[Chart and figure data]
^^^^^^^^^^^^^^^^
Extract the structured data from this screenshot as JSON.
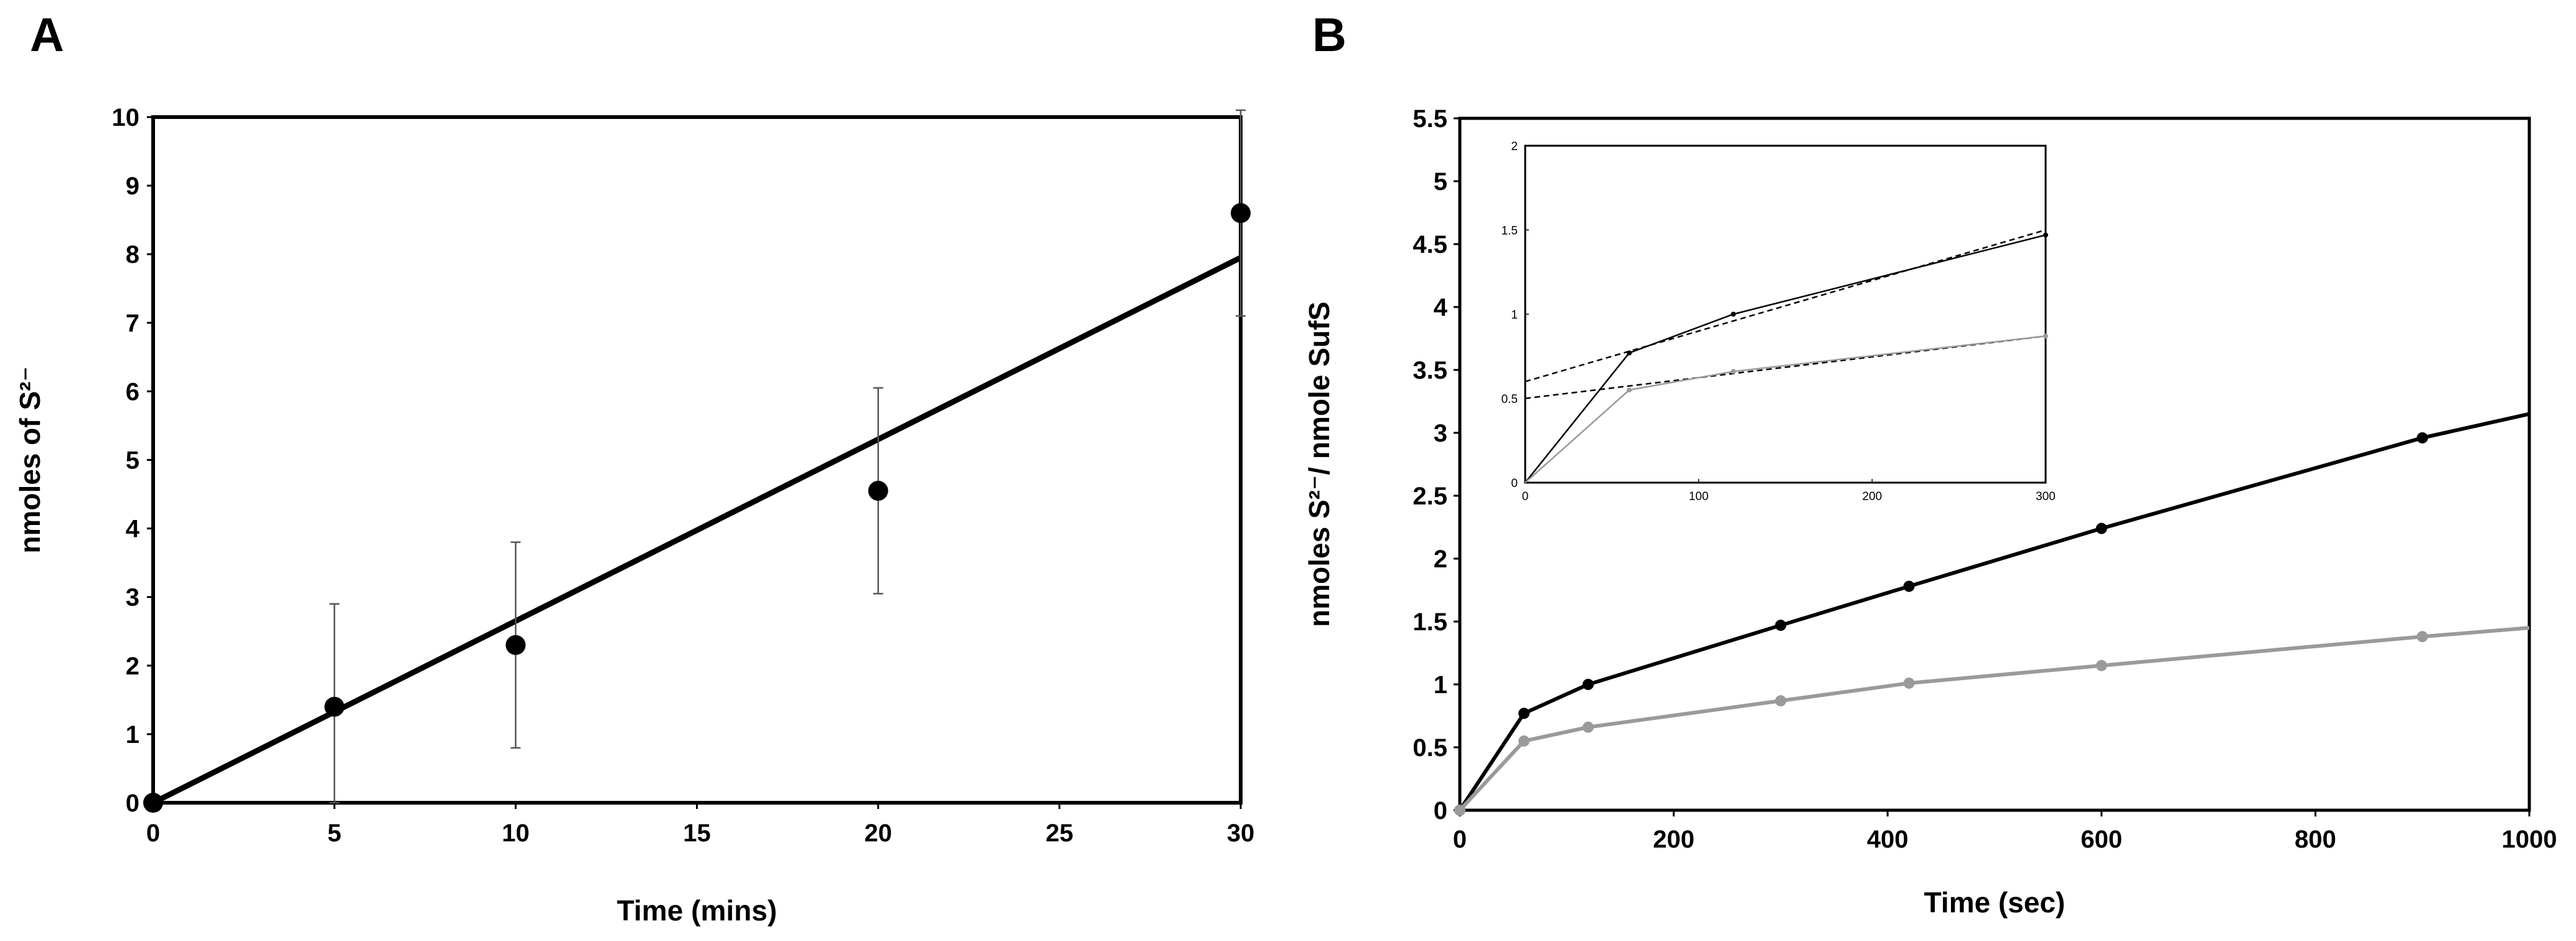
{
  "chart_data": [
    {
      "panel": "A",
      "type": "scatter",
      "xlabel": "Time (mins)",
      "ylabel": "nmoles of S²⁻",
      "xlim": [
        0,
        30
      ],
      "ylim": [
        0,
        10
      ],
      "x_ticks": [
        "0",
        "5",
        "10",
        "15",
        "20",
        "25",
        "30"
      ],
      "y_ticks": [
        "0",
        "1",
        "2",
        "3",
        "4",
        "5",
        "6",
        "7",
        "8",
        "9",
        "10"
      ],
      "points": [
        {
          "x": 0,
          "y": 0,
          "err": 0
        },
        {
          "x": 5,
          "y": 1.4,
          "err": 1.5
        },
        {
          "x": 10,
          "y": 2.3,
          "err": 1.5
        },
        {
          "x": 20,
          "y": 4.55,
          "err": 1.5
        },
        {
          "x": 30,
          "y": 8.6,
          "err": 1.5
        }
      ],
      "fit_line": {
        "x": [
          0,
          30
        ],
        "y": [
          0,
          7.95
        ]
      }
    },
    {
      "panel": "B",
      "type": "line",
      "xlabel": "Time (sec)",
      "ylabel": "nmoles S²⁻/ nmole SufS",
      "xlim": [
        0,
        1000
      ],
      "ylim": [
        0,
        5.5
      ],
      "x_ticks": [
        "0",
        "200",
        "400",
        "600",
        "800",
        "1000"
      ],
      "y_ticks": [
        "0",
        "0.5",
        "1",
        "1.5",
        "2",
        "2.5",
        "3",
        "3.5",
        "4",
        "4.5",
        "5",
        "5.5"
      ],
      "series": [
        {
          "name": "black",
          "color": "#000000",
          "x": [
            0,
            60,
            120,
            300,
            420,
            600,
            900,
            1000
          ],
          "y": [
            0,
            0.77,
            1.0,
            1.47,
            1.78,
            2.24,
            2.96,
            3.15
          ],
          "markers": [
            0,
            60,
            120,
            300,
            420,
            600,
            900
          ]
        },
        {
          "name": "gray",
          "color": "#9a9a9a",
          "x": [
            0,
            60,
            120,
            300,
            420,
            600,
            900,
            1000
          ],
          "y": [
            0,
            0.55,
            0.66,
            0.87,
            1.01,
            1.15,
            1.38,
            1.45
          ],
          "markers": [
            0,
            60,
            120,
            300,
            420,
            600,
            900
          ]
        }
      ],
      "inset": {
        "xlim": [
          0,
          300
        ],
        "ylim": [
          0,
          2
        ],
        "x_ticks": [
          "0",
          "100",
          "200",
          "300"
        ],
        "y_ticks": [
          "0",
          "0.5",
          "1",
          "1.5",
          "2"
        ],
        "series": [
          {
            "name": "black",
            "color": "#000000",
            "x": [
              0,
              60,
              120,
              300
            ],
            "y": [
              0,
              0.77,
              1.0,
              1.47
            ]
          },
          {
            "name": "gray",
            "color": "#9a9a9a",
            "x": [
              0,
              60,
              120,
              300
            ],
            "y": [
              0,
              0.55,
              0.66,
              0.87
            ]
          }
        ],
        "dashed_fits": [
          {
            "x": [
              0,
              300
            ],
            "y": [
              0.6,
              1.5
            ]
          },
          {
            "x": [
              0,
              300
            ],
            "y": [
              0.5,
              0.87
            ]
          }
        ]
      }
    }
  ],
  "labels": {
    "panel_a": "A",
    "panel_b": "B"
  }
}
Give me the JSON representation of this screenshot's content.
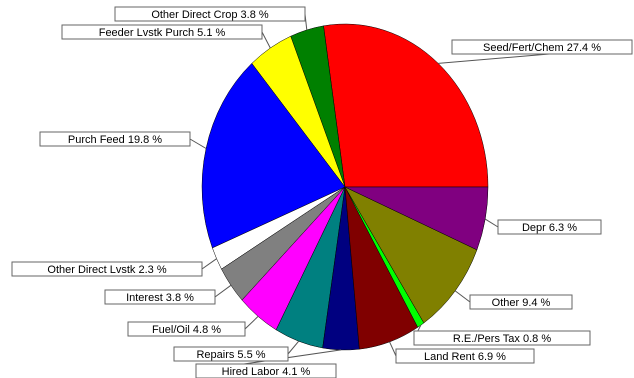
^^^^^^^^^^^^^^^^
Task directions
Leave the pictures out and print the records above exactly as they stand.

Response to this task
Extract the structured data from this screenshot as JSON.
{
  "chart_data": [
    {
      "panel": "A",
      "type": "scatter",
      "xlabel": "Time (mins)",
      "ylabel": "nmoles of S²⁻",
      "xlim": [
        0,
        30
      ],
      "ylim": [
        0,
        10
      ],
      "x_ticks": [
        "0",
        "5",
        "10",
        "15",
        "20",
        "25",
        "30"
      ],
      "y_ticks": [
        "0",
        "1",
        "2",
        "3",
        "4",
        "5",
        "6",
        "7",
        "8",
        "9",
        "10"
      ],
      "points": [
        {
          "x": 0,
          "y": 0,
          "err": 0
        },
        {
          "x": 5,
          "y": 1.4,
          "err": 1.5
        },
        {
          "x": 10,
          "y": 2.3,
          "err": 1.5
        },
        {
          "x": 20,
          "y": 4.55,
          "err": 1.5
        },
        {
          "x": 30,
          "y": 8.6,
          "err": 1.5
        }
      ],
      "fit_line": {
        "x": [
          0,
          30
        ],
        "y": [
          0,
          7.95
        ]
      }
    },
    {
      "panel": "B",
      "type": "line",
      "xlabel": "Time (sec)",
      "ylabel": "nmoles S²⁻/ nmole SufS",
      "xlim": [
        0,
        1000
      ],
      "ylim": [
        0,
        5.5
      ],
      "x_ticks": [
        "0",
        "200",
        "400",
        "600",
        "800",
        "1000"
      ],
      "y_ticks": [
        "0",
        "0.5",
        "1",
        "1.5",
        "2",
        "2.5",
        "3",
        "3.5",
        "4",
        "4.5",
        "5",
        "5.5"
      ],
      "series": [
        {
          "name": "black",
          "color": "#000000",
          "x": [
            0,
            60,
            120,
            300,
            420,
            600,
            900,
            1000
          ],
          "y": [
            0,
            0.77,
            1.0,
            1.47,
            1.78,
            2.24,
            2.96,
            3.15
          ],
          "markers": [
            0,
            60,
            120,
            300,
            420,
            600,
            900
          ]
        },
        {
          "name": "gray",
          "color": "#9a9a9a",
          "x": [
            0,
            60,
            120,
            300,
            420,
            600,
            900,
            1000
          ],
          "y": [
            0,
            0.55,
            0.66,
            0.87,
            1.01,
            1.15,
            1.38,
            1.45
          ],
          "markers": [
            0,
            60,
            120,
            300,
            420,
            600,
            900
          ]
        }
      ],
      "inset": {
        "xlim": [
          0,
          300
        ],
        "ylim": [
          0,
          2
        ],
        "x_ticks": [
          "0",
          "100",
          "200",
          "300"
        ],
        "y_ticks": [
          "0",
          "0.5",
          "1",
          "1.5",
          "2"
        ],
        "series": [
          {
            "name": "black",
            "color": "#000000",
            "x": [
              0,
              60,
              120,
              300
            ],
            "y": [
              0,
              0.77,
              1.0,
              1.47
            ]
          },
          {
            "name": "gray",
            "color": "#9a9a9a",
            "x": [
              0,
              60,
              120,
              300
            ],
            "y": [
              0,
              0.55,
              0.66,
              0.87
            ]
          }
        ],
        "dashed_fits": [
          {
            "x": [
              0,
              300
            ],
            "y": [
              0.6,
              1.5
            ]
          },
          {
            "x": [
              0,
              300
            ],
            "y": [
              0.5,
              0.87
            ]
          }
        ]
      }
    }
  ],
  "labels": {
    "panel_a": "A",
    "panel_b": "B"
  }
}
Give me the JSON representation of this screenshot's content.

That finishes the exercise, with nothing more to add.